Output every line of the data exactly as it appears.

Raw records
________________

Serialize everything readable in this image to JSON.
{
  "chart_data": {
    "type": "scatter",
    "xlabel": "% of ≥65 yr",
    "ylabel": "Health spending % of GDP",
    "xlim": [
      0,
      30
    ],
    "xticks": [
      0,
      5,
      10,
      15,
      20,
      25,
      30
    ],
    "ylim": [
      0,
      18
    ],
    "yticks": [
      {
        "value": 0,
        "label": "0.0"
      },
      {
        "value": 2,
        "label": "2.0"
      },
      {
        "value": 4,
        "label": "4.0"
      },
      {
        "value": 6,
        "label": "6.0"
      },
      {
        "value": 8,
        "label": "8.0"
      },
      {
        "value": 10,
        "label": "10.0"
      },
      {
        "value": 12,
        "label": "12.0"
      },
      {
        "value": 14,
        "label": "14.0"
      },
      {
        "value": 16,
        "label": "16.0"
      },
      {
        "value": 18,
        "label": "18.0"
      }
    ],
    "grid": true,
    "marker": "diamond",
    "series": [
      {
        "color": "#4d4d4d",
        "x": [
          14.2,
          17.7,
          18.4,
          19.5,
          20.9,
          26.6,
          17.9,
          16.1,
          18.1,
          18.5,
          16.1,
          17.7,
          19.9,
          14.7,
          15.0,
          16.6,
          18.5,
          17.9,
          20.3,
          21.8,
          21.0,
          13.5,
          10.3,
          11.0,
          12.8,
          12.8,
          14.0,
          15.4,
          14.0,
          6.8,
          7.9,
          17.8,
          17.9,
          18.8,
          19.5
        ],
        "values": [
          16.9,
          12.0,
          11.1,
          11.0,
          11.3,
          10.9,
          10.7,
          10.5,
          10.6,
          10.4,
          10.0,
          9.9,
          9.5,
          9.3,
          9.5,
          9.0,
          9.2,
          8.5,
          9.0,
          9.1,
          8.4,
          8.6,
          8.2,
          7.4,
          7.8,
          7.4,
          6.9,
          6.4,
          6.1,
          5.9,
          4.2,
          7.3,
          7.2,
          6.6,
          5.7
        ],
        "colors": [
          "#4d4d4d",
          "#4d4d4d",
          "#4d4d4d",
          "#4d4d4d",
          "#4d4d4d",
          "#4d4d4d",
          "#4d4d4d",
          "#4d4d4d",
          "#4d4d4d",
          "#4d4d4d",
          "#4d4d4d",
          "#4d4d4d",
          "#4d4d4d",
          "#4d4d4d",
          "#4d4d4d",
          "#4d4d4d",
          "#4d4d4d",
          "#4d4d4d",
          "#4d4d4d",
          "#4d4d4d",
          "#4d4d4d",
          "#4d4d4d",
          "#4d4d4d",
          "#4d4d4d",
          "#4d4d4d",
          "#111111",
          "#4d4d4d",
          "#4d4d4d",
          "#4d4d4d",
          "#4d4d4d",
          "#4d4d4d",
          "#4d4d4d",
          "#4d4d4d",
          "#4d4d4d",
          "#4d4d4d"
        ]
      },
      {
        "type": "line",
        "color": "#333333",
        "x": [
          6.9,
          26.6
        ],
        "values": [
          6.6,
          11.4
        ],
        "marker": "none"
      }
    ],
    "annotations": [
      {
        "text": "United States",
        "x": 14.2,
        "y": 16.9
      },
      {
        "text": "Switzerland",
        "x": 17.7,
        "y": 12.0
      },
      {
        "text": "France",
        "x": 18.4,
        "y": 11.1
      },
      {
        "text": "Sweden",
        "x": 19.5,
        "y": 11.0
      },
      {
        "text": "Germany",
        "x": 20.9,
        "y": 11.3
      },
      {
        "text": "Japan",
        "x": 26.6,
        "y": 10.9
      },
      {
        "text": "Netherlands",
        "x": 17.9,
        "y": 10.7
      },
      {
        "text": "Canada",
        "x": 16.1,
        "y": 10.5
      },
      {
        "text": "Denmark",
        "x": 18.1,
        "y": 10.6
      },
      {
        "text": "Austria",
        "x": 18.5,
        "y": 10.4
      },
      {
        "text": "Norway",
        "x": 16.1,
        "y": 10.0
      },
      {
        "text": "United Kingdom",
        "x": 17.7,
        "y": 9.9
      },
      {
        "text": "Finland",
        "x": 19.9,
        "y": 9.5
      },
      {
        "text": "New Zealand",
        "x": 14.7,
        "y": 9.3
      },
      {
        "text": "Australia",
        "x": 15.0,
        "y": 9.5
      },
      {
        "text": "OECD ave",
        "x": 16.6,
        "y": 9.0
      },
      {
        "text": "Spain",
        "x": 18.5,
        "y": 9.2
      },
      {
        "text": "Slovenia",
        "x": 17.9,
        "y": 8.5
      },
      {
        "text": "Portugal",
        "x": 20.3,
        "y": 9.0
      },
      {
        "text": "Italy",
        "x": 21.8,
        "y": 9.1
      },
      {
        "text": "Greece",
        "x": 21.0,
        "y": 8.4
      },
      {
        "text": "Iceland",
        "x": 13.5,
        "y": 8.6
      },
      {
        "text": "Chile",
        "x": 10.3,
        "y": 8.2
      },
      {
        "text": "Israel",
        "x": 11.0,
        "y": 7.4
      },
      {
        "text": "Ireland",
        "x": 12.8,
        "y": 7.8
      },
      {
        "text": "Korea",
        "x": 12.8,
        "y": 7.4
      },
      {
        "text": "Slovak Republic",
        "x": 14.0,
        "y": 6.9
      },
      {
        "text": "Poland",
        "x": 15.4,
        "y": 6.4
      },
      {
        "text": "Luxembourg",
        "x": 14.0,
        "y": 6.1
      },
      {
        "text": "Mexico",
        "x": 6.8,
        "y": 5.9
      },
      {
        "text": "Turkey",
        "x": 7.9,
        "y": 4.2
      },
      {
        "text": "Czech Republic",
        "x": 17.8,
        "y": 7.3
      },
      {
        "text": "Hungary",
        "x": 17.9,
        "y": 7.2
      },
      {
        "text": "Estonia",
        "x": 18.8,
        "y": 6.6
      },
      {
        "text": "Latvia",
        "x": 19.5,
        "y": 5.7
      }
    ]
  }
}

________________

--- Output below ---
Serialize everything readable in this image to JSON.
{
  "chart_data": {
    "type": "scatter",
    "xlabel": "% of ≥65 yr",
    "ylabel": "Health spending % of GDP",
    "xlim": [
      0,
      30
    ],
    "xticks": [
      0,
      5,
      10,
      15,
      20,
      25,
      30
    ],
    "ylim": [
      0,
      18
    ],
    "yticks": [
      {
        "value": 0,
        "label": "0.0"
      },
      {
        "value": 2,
        "label": "2.0"
      },
      {
        "value": 4,
        "label": "4.0"
      },
      {
        "value": 6,
        "label": "6.0"
      },
      {
        "value": 8,
        "label": "8.0"
      },
      {
        "value": 10,
        "label": "10.0"
      },
      {
        "value": 12,
        "label": "12.0"
      },
      {
        "value": 14,
        "label": "14.0"
      },
      {
        "value": 16,
        "label": "16.0"
      },
      {
        "value": 18,
        "label": "18.0"
      }
    ],
    "grid": true,
    "marker": "diamond",
    "series": [
      {
        "color": "#4d4d4d",
        "x": [
          14.2,
          17.7,
          18.4,
          19.5,
          20.9,
          26.6,
          17.9,
          16.1,
          18.1,
          18.5,
          16.1,
          17.7,
          19.9,
          14.7,
          15.0,
          16.6,
          18.5,
          17.9,
          20.3,
          21.8,
          21.0,
          13.5,
          10.3,
          11.0,
          12.8,
          12.8,
          14.0,
          15.4,
          14.0,
          6.8,
          7.9,
          17.8,
          17.9,
          18.8,
          19.5
        ],
        "values": [
          16.9,
          12.0,
          11.1,
          11.0,
          11.3,
          10.9,
          10.7,
          10.5,
          10.6,
          10.4,
          10.0,
          9.9,
          9.5,
          9.3,
          9.5,
          9.0,
          9.2,
          8.5,
          9.0,
          9.1,
          8.4,
          8.6,
          8.2,
          7.4,
          7.8,
          7.4,
          6.9,
          6.4,
          6.1,
          5.9,
          4.2,
          7.3,
          7.2,
          6.6,
          5.7
        ],
        "colors": [
          "#4d4d4d",
          "#4d4d4d",
          "#4d4d4d",
          "#4d4d4d",
          "#4d4d4d",
          "#4d4d4d",
          "#4d4d4d",
          "#4d4d4d",
          "#4d4d4d",
          "#4d4d4d",
          "#4d4d4d",
          "#4d4d4d",
          "#4d4d4d",
          "#4d4d4d",
          "#4d4d4d",
          "#4d4d4d",
          "#4d4d4d",
          "#4d4d4d",
          "#4d4d4d",
          "#4d4d4d",
          "#4d4d4d",
          "#4d4d4d",
          "#4d4d4d",
          "#4d4d4d",
          "#4d4d4d",
          "#111111",
          "#4d4d4d",
          "#4d4d4d",
          "#4d4d4d",
          "#4d4d4d",
          "#4d4d4d",
          "#4d4d4d",
          "#4d4d4d",
          "#4d4d4d",
          "#4d4d4d"
        ]
      },
      {
        "type": "line",
        "color": "#333333",
        "x": [
          6.9,
          26.6
        ],
        "values": [
          6.6,
          11.4
        ],
        "marker": "none"
      }
    ],
    "annotations": [
      {
        "text": "United States",
        "x": 14.2,
        "y": 16.9
      },
      {
        "text": "Switzerland",
        "x": 17.7,
        "y": 12.0
      },
      {
        "text": "France",
        "x": 18.4,
        "y": 11.1
      },
      {
        "text": "Sweden",
        "x": 19.5,
        "y": 11.0
      },
      {
        "text": "Germany",
        "x": 20.9,
        "y": 11.3
      },
      {
        "text": "Japan",
        "x": 26.6,
        "y": 10.9
      },
      {
        "text": "Netherlands",
        "x": 17.9,
        "y": 10.7
      },
      {
        "text": "Canada",
        "x": 16.1,
        "y": 10.5
      },
      {
        "text": "Denmark",
        "x": 18.1,
        "y": 10.6
      },
      {
        "text": "Austria",
        "x": 18.5,
        "y": 10.4
      },
      {
        "text": "Norway",
        "x": 16.1,
        "y": 10.0
      },
      {
        "text": "United Kingdom",
        "x": 17.7,
        "y": 9.9
      },
      {
        "text": "Finland",
        "x": 19.9,
        "y": 9.5
      },
      {
        "text": "New Zealand",
        "x": 14.7,
        "y": 9.3
      },
      {
        "text": "Australia",
        "x": 15.0,
        "y": 9.5
      },
      {
        "text": "OECD ave",
        "x": 16.6,
        "y": 9.0
      },
      {
        "text": "Spain",
        "x": 18.5,
        "y": 9.2
      },
      {
        "text": "Slovenia",
        "x": 17.9,
        "y": 8.5
      },
      {
        "text": "Portugal",
        "x": 20.3,
        "y": 9.0
      },
      {
        "text": "Italy",
        "x": 21.8,
        "y": 9.1
      },
      {
        "text": "Greece",
        "x": 21.0,
        "y": 8.4
      },
      {
        "text": "Iceland",
        "x": 13.5,
        "y": 8.6
      },
      {
        "text": "Chile",
        "x": 10.3,
        "y": 8.2
      },
      {
        "text": "Israel",
        "x": 11.0,
        "y": 7.4
      },
      {
        "text": "Ireland",
        "x": 12.8,
        "y": 7.8
      },
      {
        "text": "Korea",
        "x": 12.8,
        "y": 7.4
      },
      {
        "text": "Slovak Republic",
        "x": 14.0,
        "y": 6.9
      },
      {
        "text": "Poland",
        "x": 15.4,
        "y": 6.4
      },
      {
        "text": "Luxembourg",
        "x": 14.0,
        "y": 6.1
      },
      {
        "text": "Mexico",
        "x": 6.8,
        "y": 5.9
      },
      {
        "text": "Turkey",
        "x": 7.9,
        "y": 4.2
      },
      {
        "text": "Czech Republic",
        "x": 17.8,
        "y": 7.3
      },
      {
        "text": "Hungary",
        "x": 17.9,
        "y": 7.2
      },
      {
        "text": "Estonia",
        "x": 18.8,
        "y": 6.6
      },
      {
        "text": "Latvia",
        "x": 19.5,
        "y": 5.7
      }
    ]
  }
}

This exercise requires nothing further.